[RECORDED DATA start]
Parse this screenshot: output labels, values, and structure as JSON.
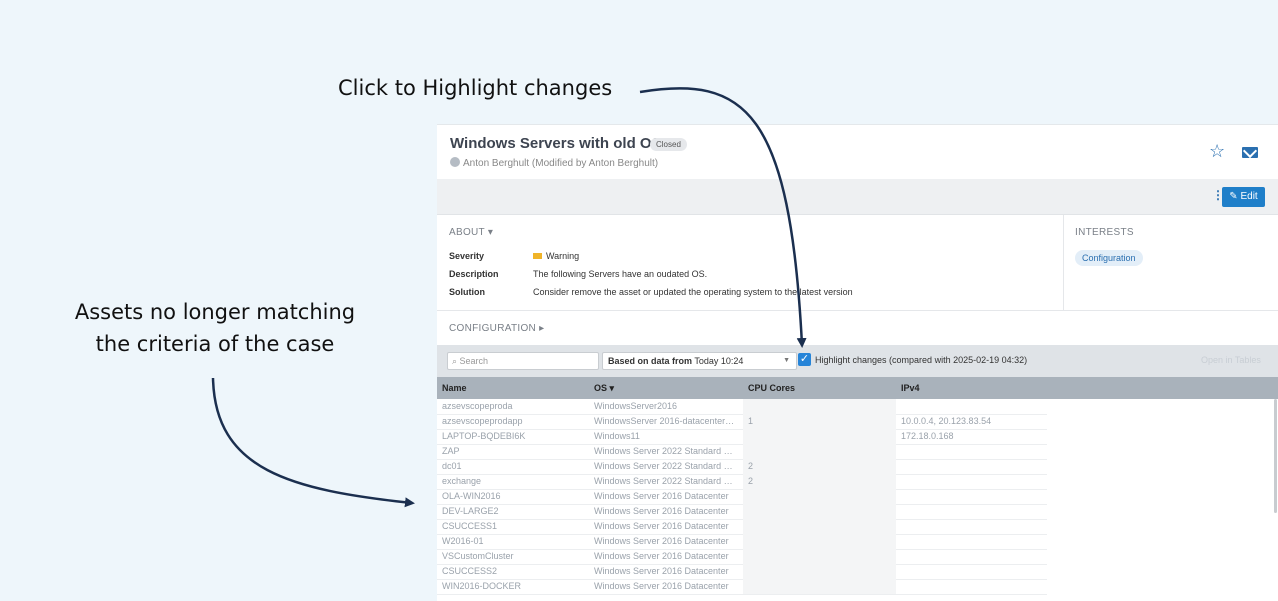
{
  "annotations": {
    "highlight_hint": "Click to Highlight changes",
    "assets_hint_line1": "Assets no longer matching",
    "assets_hint_line2": "the criteria of the case"
  },
  "case": {
    "title": "Windows Servers with old OS",
    "status_badge": "Closed",
    "owner": "Anton Berghult (Modified by Anton Berghult)",
    "edit_label": "Edit",
    "more_icon": "⋮"
  },
  "about": {
    "section_label": "ABOUT ▾",
    "fields": [
      {
        "key": "Severity",
        "value": "Warning"
      },
      {
        "key": "Description",
        "value": "The following Servers have an oudated OS."
      },
      {
        "key": "Solution",
        "value": "Consider remove the asset or updated the operating system to the latest version"
      }
    ]
  },
  "interests": {
    "section_label": "INTERESTS",
    "tag": "Configuration"
  },
  "configuration": {
    "section_label": "CONFIGURATION ▸"
  },
  "filters": {
    "search_placeholder": "Search",
    "date_prefix": "Based on data from",
    "date_value": "Today 10:24",
    "highlight_checked": true,
    "highlight_label": "Highlight changes (compared with 2025-02-19 04:32)",
    "open_in_tables": "Open in Tables"
  },
  "table": {
    "columns": [
      "Name",
      "OS ▾",
      "CPU Cores",
      "IPv4"
    ],
    "rows": [
      [
        "azsevscopeproda",
        "WindowsServer2016",
        "",
        ""
      ],
      [
        "azsevscopeprodapp",
        "WindowsServer 2016-datacenter…",
        "1",
        "10.0.0.4, 20.123.83.54"
      ],
      [
        "LAPTOP-BQDEBI6K",
        "Windows11",
        "",
        "172.18.0.168"
      ],
      [
        "ZAP",
        "Windows Server 2022 Standard …",
        "",
        ""
      ],
      [
        "dc01",
        "Windows Server 2022 Standard …",
        "2",
        ""
      ],
      [
        "exchange",
        "Windows Server 2022 Standard …",
        "2",
        ""
      ],
      [
        "OLA-WIN2016",
        "Windows Server 2016 Datacenter",
        "",
        ""
      ],
      [
        "DEV-LARGE2",
        "Windows Server 2016 Datacenter",
        "",
        ""
      ],
      [
        "CSUCCESS1",
        "Windows Server 2016 Datacenter",
        "",
        ""
      ],
      [
        "W2016-01",
        "Windows Server 2016 Datacenter",
        "",
        ""
      ],
      [
        "VSCustomCluster",
        "Windows Server 2016 Datacenter",
        "",
        ""
      ],
      [
        "CSUCCESS2",
        "Windows Server 2016 Datacenter",
        "",
        ""
      ],
      [
        "WIN2016-DOCKER",
        "Windows Server 2016 Datacenter",
        "",
        ""
      ]
    ]
  },
  "colors": {
    "accent": "#1f7fc9",
    "arrow": "#1b2f4f",
    "warning": "#f0b429",
    "background": "#eef6fb"
  }
}
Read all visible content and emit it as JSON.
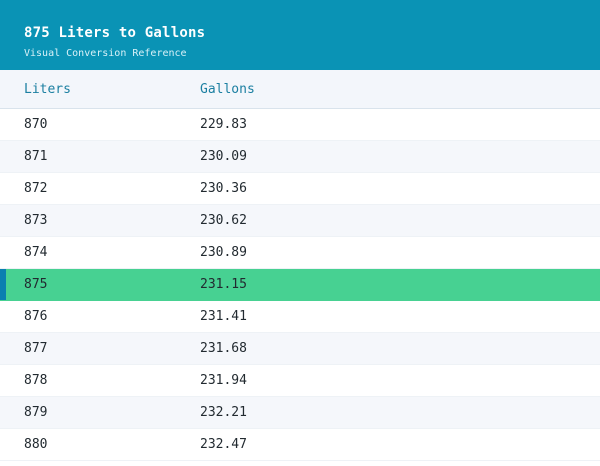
{
  "header": {
    "title": "875 Liters to Gallons",
    "subtitle": "Visual Conversion Reference"
  },
  "columns": {
    "liters": "Liters",
    "gallons": "Gallons"
  },
  "rows": [
    {
      "liters": "870",
      "gallons": "229.83"
    },
    {
      "liters": "871",
      "gallons": "230.09"
    },
    {
      "liters": "872",
      "gallons": "230.36"
    },
    {
      "liters": "873",
      "gallons": "230.62"
    },
    {
      "liters": "874",
      "gallons": "230.89"
    },
    {
      "liters": "875",
      "gallons": "231.15"
    },
    {
      "liters": "876",
      "gallons": "231.41"
    },
    {
      "liters": "877",
      "gallons": "231.68"
    },
    {
      "liters": "878",
      "gallons": "231.94"
    },
    {
      "liters": "879",
      "gallons": "232.21"
    },
    {
      "liters": "880",
      "gallons": "232.47"
    }
  ],
  "highlighted_row_index": 5,
  "colors": {
    "header_bg": "#0a93b5",
    "highlight": "#47d192",
    "highlight_marker": "#0a7fb0",
    "column_text": "#1b7fa1"
  }
}
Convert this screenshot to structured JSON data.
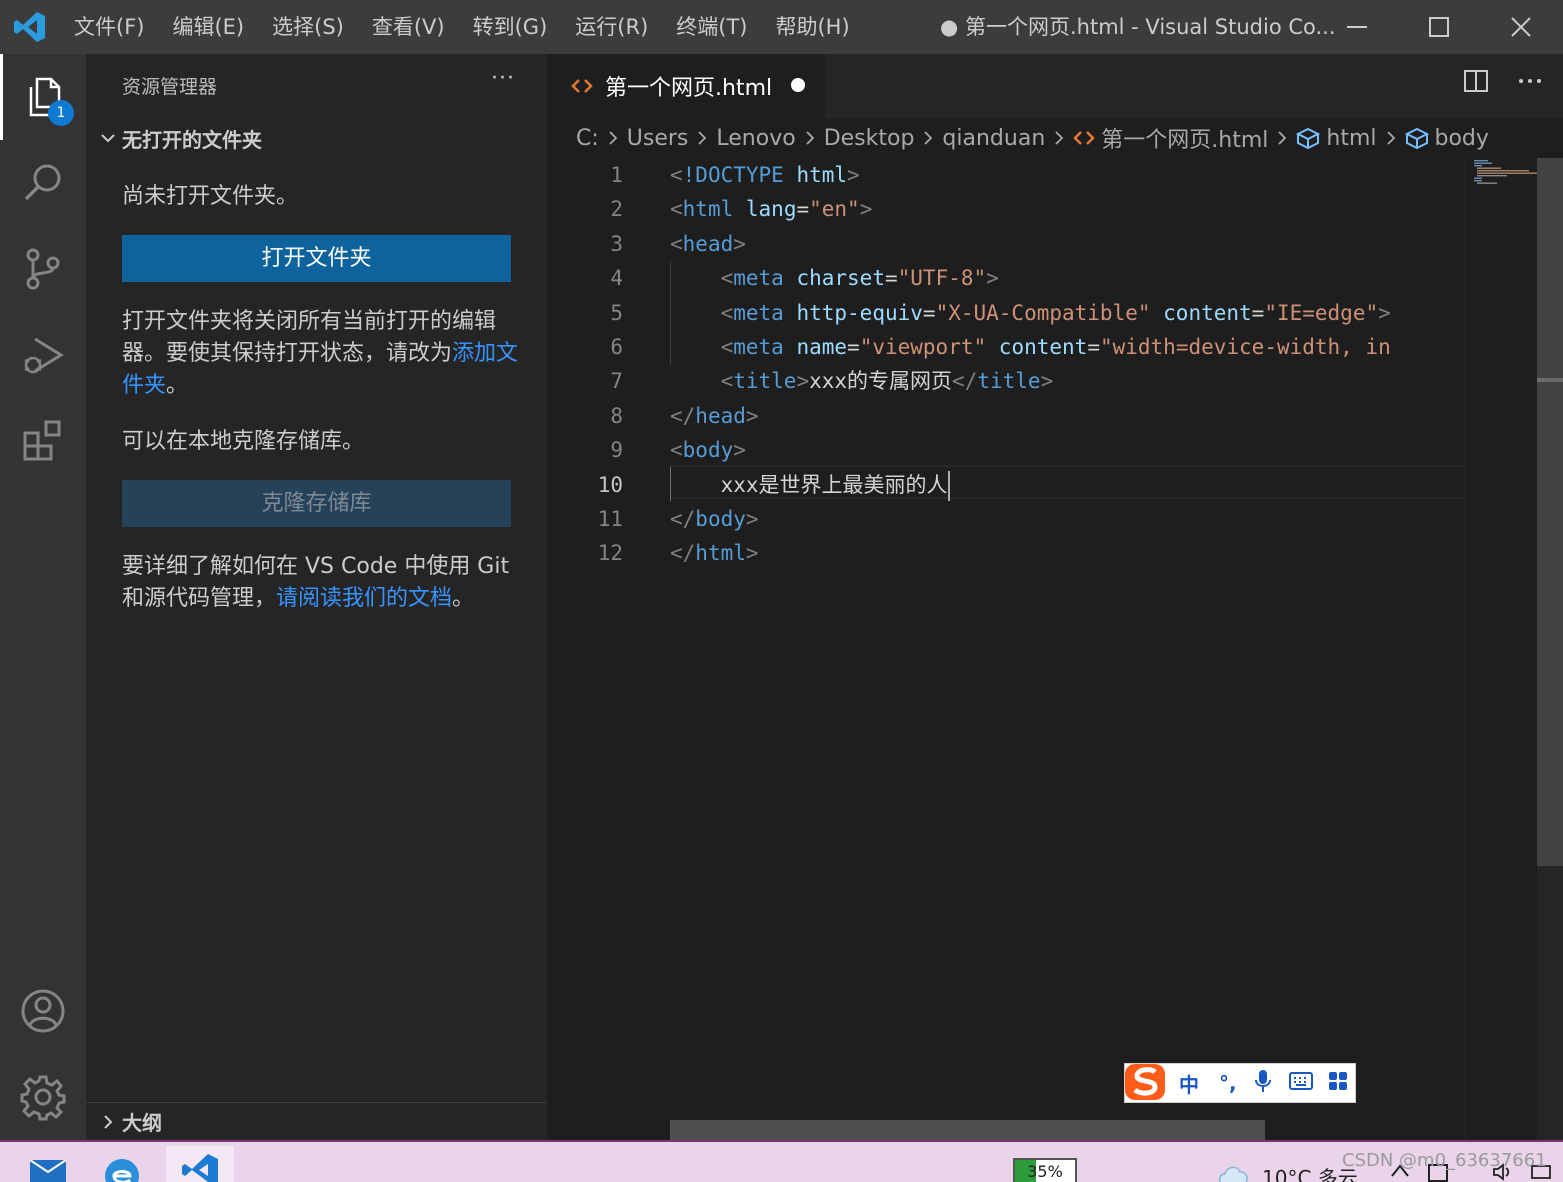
{
  "titlebar": {
    "menu": [
      "文件(F)",
      "编辑(E)",
      "选择(S)",
      "查看(V)",
      "转到(G)",
      "运行(R)",
      "终端(T)",
      "帮助(H)"
    ],
    "title": "● 第一个网页.html - Visual Studio Co..."
  },
  "activitybar": {
    "items": [
      "explorer-icon",
      "search-icon",
      "source-control-icon",
      "run-debug-icon",
      "extensions-icon",
      "account-icon",
      "settings-gear-icon"
    ],
    "explorer_badge": "1"
  },
  "sidebar": {
    "header": "资源管理器",
    "more": "···",
    "section_title": "无打开的文件夹",
    "no_folder_text": "尚未打开文件夹。",
    "open_folder_button": "打开文件夹",
    "open_folder_desc": "打开文件夹将关闭所有当前打开的编辑器。要使其保持打开状态，请改为",
    "add_folder_link": "添加文件夹",
    "period": "。",
    "clone_text": "可以在本地克隆存储库。",
    "clone_button": "克隆存储库",
    "learn_text": "要详细了解如何在 VS Code 中使用 Git 和源代码管理，",
    "docs_link": "请阅读我们的文档",
    "outline_title": "大纲"
  },
  "editor": {
    "tab_label": "第一个网页.html",
    "breadcrumb": [
      "C:",
      "Users",
      "Lenovo",
      "Desktop",
      "qianduan",
      "第一个网页.html",
      "html",
      "body"
    ],
    "line_numbers": [
      "1",
      "2",
      "3",
      "4",
      "5",
      "6",
      "7",
      "8",
      "9",
      "10",
      "11",
      "12"
    ],
    "current_line": "10",
    "code": {
      "l1": {
        "doctype": "!DOCTYPE",
        "html": "html"
      },
      "l2": {
        "tag": "html",
        "attr": "lang",
        "val": "\"en\""
      },
      "l3": {
        "tag": "head"
      },
      "l4": {
        "tag": "meta",
        "attr": "charset",
        "val": "\"UTF-8\""
      },
      "l5": {
        "tag": "meta",
        "attr1": "http-equiv",
        "val1": "\"X-UA-Compatible\"",
        "attr2": "content",
        "val2": "\"IE=edge\""
      },
      "l6": {
        "tag": "meta",
        "attr1": "name",
        "val1": "\"viewport\"",
        "attr2": "content",
        "val2": "\"width=device-width, in"
      },
      "l7": {
        "tag": "title",
        "text": "xxx的专属网页"
      },
      "l8": {
        "tag": "head"
      },
      "l9": {
        "tag": "body"
      },
      "l10": {
        "text": "xxx是世界上最美丽的人"
      },
      "l11": {
        "tag": "body"
      },
      "l12": {
        "tag": "html"
      }
    }
  },
  "ime": {
    "lang": "中",
    "punct": "°,",
    "icons": [
      "microphone-icon",
      "keyboard-icon",
      "toolbox-icon"
    ]
  },
  "taskbar": {
    "apps": [
      "mail-icon",
      "browser-icon",
      "vscode-icon"
    ],
    "battery": "35%",
    "battery_level": 0.35,
    "weather": "10°C 多云",
    "watermark": "CSDN @m0_63637661"
  },
  "colors": {
    "accent": "#0e639c",
    "link": "#3794ff",
    "tag": "#569cd6",
    "attr": "#9cdcfe",
    "string": "#ce9178"
  }
}
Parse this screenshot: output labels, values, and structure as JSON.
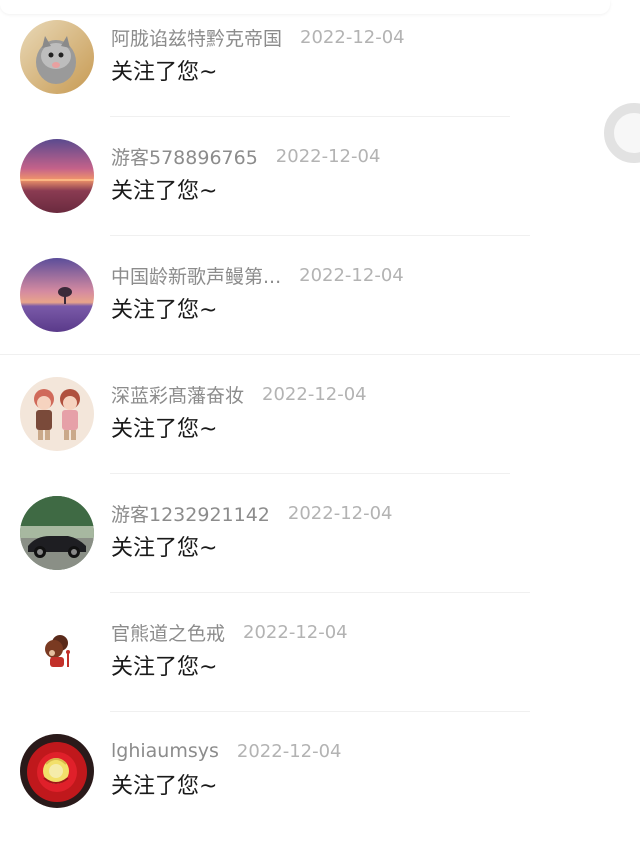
{
  "notifications": [
    {
      "username": "阿胧谄兹特黔克帝国",
      "date": "2022-12-04",
      "message": "关注了您~",
      "avatar": "kitten-avatar"
    },
    {
      "username": "游客578896765",
      "date": "2022-12-04",
      "message": "关注了您~",
      "avatar": "sunset-sea-avatar"
    },
    {
      "username": "中国龄新歌声鳗第...",
      "date": "2022-12-04",
      "message": "关注了您~",
      "avatar": "lavender-field-avatar"
    },
    {
      "username": "深蓝彩髙藩奋妆",
      "date": "2022-12-04",
      "message": "关注了您~",
      "avatar": "cartoon-kids-avatar"
    },
    {
      "username": "游客1232921142",
      "date": "2022-12-04",
      "message": "关注了您~",
      "avatar": "classic-car-avatar"
    },
    {
      "username": "官熊道之色戒",
      "date": "2022-12-04",
      "message": "关注了您~",
      "avatar": "cartoon-figure-avatar"
    },
    {
      "username": "lghiaumsys",
      "date": "2022-12-04",
      "message": "关注了您~",
      "avatar": "red-rose-avatar"
    }
  ],
  "colors": {
    "username": "#8c8c8c",
    "date": "#b3b3b3",
    "message": "#1a1a1a",
    "divider": "#f0f0f0",
    "background": "#ffffff"
  }
}
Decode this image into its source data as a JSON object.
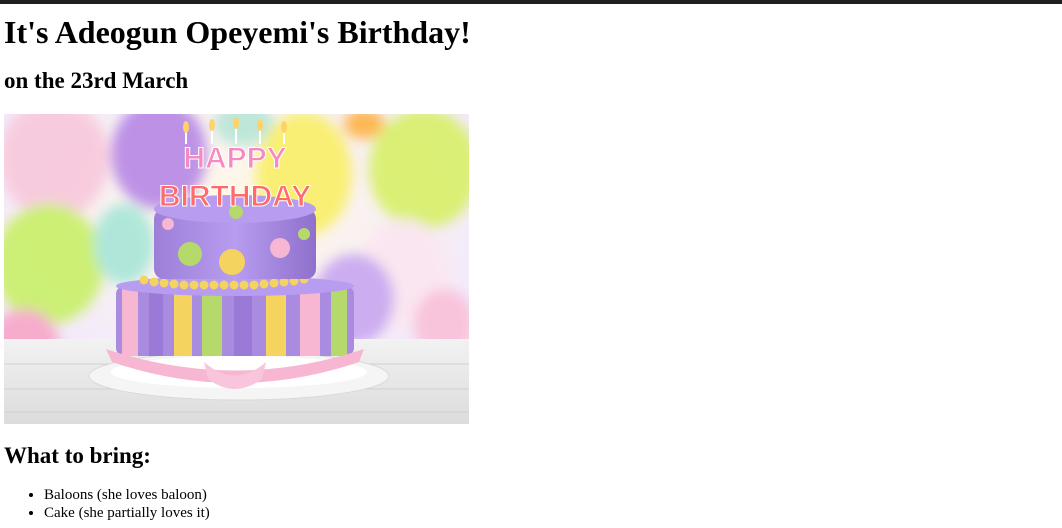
{
  "page": {
    "heading": "It's Adeogun Opeyemi's Birthday!",
    "date": "on the 23rd March",
    "bring_heading": "What to bring:",
    "items": [
      "Baloons (she loves baloon)",
      "Cake (she partially loves it)"
    ]
  },
  "image": {
    "alt": "Happy Birthday cake",
    "candle_text_top": "HAPPY",
    "candle_text_bottom": "BIRTHDAY"
  },
  "colors": {
    "top_bar": "#1f1f1f",
    "cake_purple": "#a98be0",
    "cake_pink": "#f7b6d2",
    "cake_yellow": "#f4d35e",
    "cake_green": "#b5d96b"
  }
}
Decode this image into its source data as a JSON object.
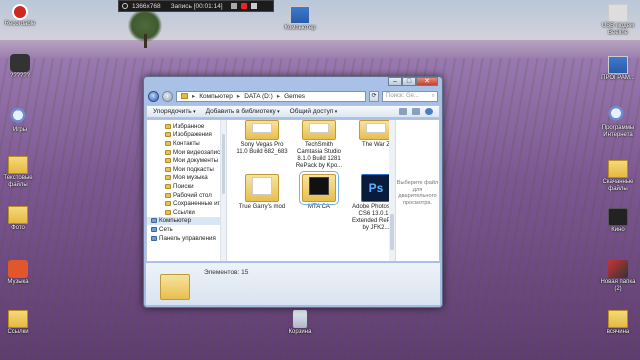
{
  "recorder": {
    "resolution": "1366x768",
    "status": "Запись [00:01:14]"
  },
  "desktop_icons": [
    {
      "key": "recording",
      "label": "Recordable",
      "icon": "record-icon"
    },
    {
      "key": "ppt",
      "label": "??????",
      "icon": "microphone-icon"
    },
    {
      "key": "games",
      "label": "Игры",
      "icon": "search-icon"
    },
    {
      "key": "text-files",
      "label": "Текстовые файлы",
      "icon": "folder-icon"
    },
    {
      "key": "photos",
      "label": "Фото",
      "icon": "folder-icon"
    },
    {
      "key": "music",
      "label": "Музыка",
      "icon": "power-icon"
    },
    {
      "key": "links",
      "label": "Ссылки",
      "icon": "folder-icon"
    },
    {
      "key": "computer",
      "label": "Компьютер",
      "icon": "computer-icon"
    },
    {
      "key": "usb",
      "label": "USB модем Beeline",
      "icon": "usb-icon"
    },
    {
      "key": "programs",
      "label": "ПРОГРАМ...",
      "icon": "monitor-icon"
    },
    {
      "key": "internet",
      "label": "Программы Интернета",
      "icon": "search-icon"
    },
    {
      "key": "downloads",
      "label": "Скачанные файлы",
      "icon": "folder-icon"
    },
    {
      "key": "cinema",
      "label": "Кино",
      "icon": "film-icon"
    },
    {
      "key": "new-folder",
      "label": "Новая папка (2)",
      "icon": "photo-icon"
    },
    {
      "key": "misc",
      "label": "всячина",
      "icon": "folder-icon"
    },
    {
      "key": "recycle",
      "label": "Корзина",
      "icon": "trash-icon"
    }
  ],
  "explorer": {
    "breadcrumb": [
      "Компьютер",
      "DATA (D:)",
      "Gemes"
    ],
    "search_placeholder": "Поиск: Ge...",
    "toolbar": {
      "organize": "Упорядочить",
      "add_to_library": "Добавить в библиотеку",
      "share": "Общий доступ"
    },
    "nav_items": [
      "Избранное",
      "Изображения",
      "Контакты",
      "Мои видеозаписи",
      "Мои документы",
      "Мои подкасты",
      "Моя музыка",
      "Поиски",
      "Рабочий стол",
      "Сохраненные игр",
      "Ссылки"
    ],
    "nav_computer": "Компьютер",
    "nav_network": "Сеть",
    "nav_control": "Панель управления",
    "files": [
      {
        "name": "Sony Vegas Pro 11.0 Build 682_683",
        "thumb": "folder"
      },
      {
        "name": "TechSmith Camtasia Studio 8.1.0 Build 1281 RePack by Kpo...",
        "thumb": "folder"
      },
      {
        "name": "The War Z",
        "thumb": "folder"
      },
      {
        "name": "True Garry's mod",
        "thumb": "folder"
      },
      {
        "name": "MTA CA",
        "thumb": "folder-dark"
      },
      {
        "name": "Adobe Photoshop CS6 13.0.1.3 Extended RePack by JFK2...",
        "thumb": "ps"
      }
    ],
    "preview_text": "Выберите файл для дварительного просмотра.",
    "item_count": "Элементов: 15"
  }
}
[RECORDED DATA end]
Review the preceding data and report every line that includes the string "avatar".

      "avatar": "kitten-avatar"
      "avatar": "sunset-sea-avatar"
      "avatar": "lavender-field-avatar"
      "avatar": "cartoon-kids-avatar"
      "avatar": "classic-car-avatar"
      "avatar": "cartoon-figure-avatar"
      "avatar": "red-rose-avatar"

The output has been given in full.